(Saved entries)
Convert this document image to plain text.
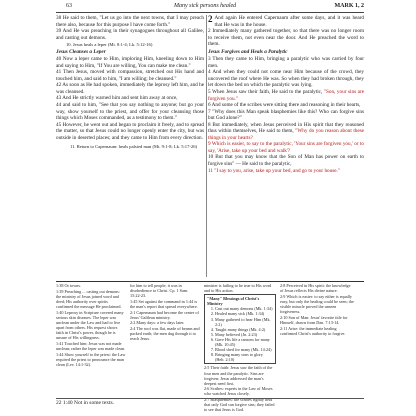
63	Many sick persons healed	MARK 1, 2

38 He said to them, "Let us go into the next towns, that I may preach there also, because for this purpose I have come forth."

39 And He was preaching in their synagogues throughout all Galilee, and casting out demons.

10. Jesus heals a leper (Mt. 8:1-4; Lk. 5:12-16)

Jesus Cleanses a Leper

40 Now a leper came to Him, imploring Him, kneeling down to Him and saying to Him, "If You are willing, You can make me clean."

41 Then Jesus, moved with compassion, stretched out His hand and touched him, and said to him, "I am willing; be cleansed."

42 As soon as He had spoken, immediately the leprosy left him, and he was cleansed.

43 And He strictly warned him and sent him away at once,

44 and said to him, "See that you say nothing to anyone; but go your way, show yourself to the priest, and offer for your cleansing those things which Moses commanded, as a testimony to them."

45 However, he went out and began to proclaim it freely, and to spread the matter, so that Jesus could no longer openly enter the city, but was outside in deserted places; and they came to Him from every direction.

11. Return to Capernaum: heals palsied man (Mt. 9:1-8; Lk. 5:17-26)

2 And again He entered Capernaum after some days, and it was heard that He was in the house.

2 Immediately many gathered together, so that there was no longer room to receive them, not even near the door. And He preached the word to them.

Jesus Forgives and Heals a Paralytic

3 Then they came to Him, bringing a paralytic who was carried by four men.

4 And when they could not come near Him because of the crowd, they uncovered the roof where He was. So when they had broken through, they let down the bed on which the paralytic was lying.

5 When Jesus saw their faith, He said to the paralytic, "Son, your sins are forgiven you."

6 And some of the scribes were sitting there and reasoning in their hearts,

7 "Why does this Man speak blasphemies like this? Who can forgive sins but God alone?"

8 But immediately, when Jesus perceived in His spirit that they reasoned thus within themselves, He said to them, "Why do you reason about these things in your hearts?

9 Which is easier, to say to the paralytic, 'Your sins are forgiven you,' or to say, 'Arise, take up your bed and walk'?

10 But that you may know that the Son of Man has power on earth to forgive sins" — He said to the paralytic,

11 "I say to you, arise, take up your bed, and go to your house."

1:38 Or towns.

1:39 Preaching ... casting out demons: the ministry of Jesus joined word and deed; His authority over spirits confirmed the message He proclaimed.

1:40 Leprosy in Scripture covered many serious skin diseases. The leper was unclean under the Law and had to live apart from others. His request shows faith in Christ's power, though he is unsure of His willingness.

1:41 Touched him: Jesus was not made unclean; rather the leper was made clean.

1:44 Show yourself to the priest: the Law required the priest to pronounce the man clean (Lev. 14:1-32).

for him to tell people; it was in disobedience to Christ. Cp. 1 Sam. 15:22-23.

1:45 Set against the command in 1:44 is the man's report that spread everywhere.

2:1 Capernaum had become the center of Jesus' Galilean ministry.

2:2 Many days: a few days later.

2:4 The roof was flat, made of beams and packed earth; the men dug through it to reach Jesus.

minister is failing to be true to His word and to His action.

"Many" Blessings of Christ's Ministry
1. Cast out many demons (Mk. 1:34)
2. Healed many sick (Mk. 1:34)
3. Many gathered to hear Him (Mk. 2:2)
4. Taught many things (Mk. 4:2)
5. Many believed (Jn. 2:23)
6. Gave His life a ransom for many (Mk. 10:45)
7. Blood shed for many (Mk. 14:24)
8. Bringing many sons to glory (Heb. 2:10)

2:5 Their faith: Jesus saw the faith of the four men and the paralytic. Sins are forgiven: Jesus addressed the man's deepest need first.

2:6 Scribes: experts in the Law of Moses who watched Jesus closely.

2:7 Blasphemies: the scribes rightly held that only God can forgive sins; they failed to see that Jesus is God.

2:8 Perceived in His spirit: the knowledge of Jesus reflects His divine nature.

2:9 Which is easier: to say either is equally easy, but only the healing could be seen; the visible miracle proved the unseen forgiveness.

2:10 Son of Man: Jesus' favorite title for Himself, drawn from Dan. 7:13-14.

2:11 Arise: the immediate healing confirmed Christ's authority to forgive.

22 1:40 Not in some texts.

The task:
Repeat the full listing above exactly, with no pictures in the copy.

Solution to this task:
Convert this document image to plain text.
63	Many sick persons healed	MARK 1, 2

38 He said to them, "Let us go into the next towns, that I may preach there also, because for this purpose I have come forth."

39 And He was preaching in their synagogues throughout all Galilee, and casting out demons.

10. Jesus heals a leper (Mt. 8:1-4; Lk. 5:12-16)

Jesus Cleanses a Leper

40 Now a leper came to Him, imploring Him, kneeling down to Him and saying to Him, "If You are willing, You can make me clean."

41 Then Jesus, moved with compassion, stretched out His hand and touched him, and said to him, "I am willing; be cleansed."

42 As soon as He had spoken, immediately the leprosy left him, and he was cleansed.

43 And He strictly warned him and sent him away at once,

44 and said to him, "See that you say nothing to anyone; but go your way, show yourself to the priest, and offer for your cleansing those things which Moses commanded, as a testimony to them."

45 However, he went out and began to proclaim it freely, and to spread the matter, so that Jesus could no longer openly enter the city, but was outside in deserted places; and they came to Him from every direction.

11. Return to Capernaum: heals palsied man (Mt. 9:1-8; Lk. 5:17-26)

2 And again He entered Capernaum after some days, and it was heard that He was in the house.

2 Immediately many gathered together, so that there was no longer room to receive them, not even near the door. And He preached the word to them.

Jesus Forgives and Heals a Paralytic

3 Then they came to Him, bringing a paralytic who was carried by four men.

4 And when they could not come near Him because of the crowd, they uncovered the roof where He was. So when they had broken through, they let down the bed on which the paralytic was lying.

5 When Jesus saw their faith, He said to the paralytic, "Son, your sins are forgiven you."

6 And some of the scribes were sitting there and reasoning in their hearts,

7 "Why does this Man speak blasphemies like this? Who can forgive sins but God alone?"

8 But immediately, when Jesus perceived in His spirit that they reasoned thus within themselves, He said to them, "Why do you reason about these things in your hearts?

9 Which is easier, to say to the paralytic, 'Your sins are forgiven you,' or to say, 'Arise, take up your bed and walk'?

10 But that you may know that the Son of Man has power on earth to forgive sins" — He said to the paralytic,

11 "I say to you, arise, take up your bed, and go to your house."

1:38 Or towns.

1:39 Preaching ... casting out demons: the ministry of Jesus joined word and deed; His authority over spirits confirmed the message He proclaimed.

1:40 Leprosy in Scripture covered many serious skin diseases. The leper was unclean under the Law and had to live apart from others. His request shows faith in Christ's power, though he is unsure of His willingness.

1:41 Touched him: Jesus was not made unclean; rather the leper was made clean.

1:44 Show yourself to the priest: the Law required the priest to pronounce the man clean (Lev. 14:1-32).

for him to tell people; it was in disobedience to Christ. Cp. 1 Sam. 15:22-23.

1:45 Set against the command in 1:44 is the man's report that spread everywhere.

2:1 Capernaum had become the center of Jesus' Galilean ministry.

2:2 Many days: a few days later.

2:4 The roof was flat, made of beams and packed earth; the men dug through it to reach Jesus.

minister is failing to be true to His word and to His action.

"Many" Blessings of Christ's Ministry
1. Cast out many demons (Mk. 1:34)
2. Healed many sick (Mk. 1:34)
3. Many gathered to hear Him (Mk. 2:2)
4. Taught many things (Mk. 4:2)
5. Many believed (Jn. 2:23)
6. Gave His life a ransom for many (Mk. 10:45)
7. Blood shed for many (Mk. 14:24)
8. Bringing many sons to glory (Heb. 2:10)

2:5 Their faith: Jesus saw the faith of the four men and the paralytic. Sins are forgiven: Jesus addressed the man's deepest need first.

2:6 Scribes: experts in the Law of Moses who watched Jesus closely.

2:7 Blasphemies: the scribes rightly held that only God can forgive sins; they failed to see that Jesus is God.

2:8 Perceived in His spirit: the knowledge of Jesus reflects His divine nature.

2:9 Which is easier: to say either is equally easy, but only the healing could be seen; the visible miracle proved the unseen forgiveness.

2:10 Son of Man: Jesus' favorite title for Himself, drawn from Dan. 7:13-14.

2:11 Arise: the immediate healing confirmed Christ's authority to forgive.

22 1:40 Not in some texts.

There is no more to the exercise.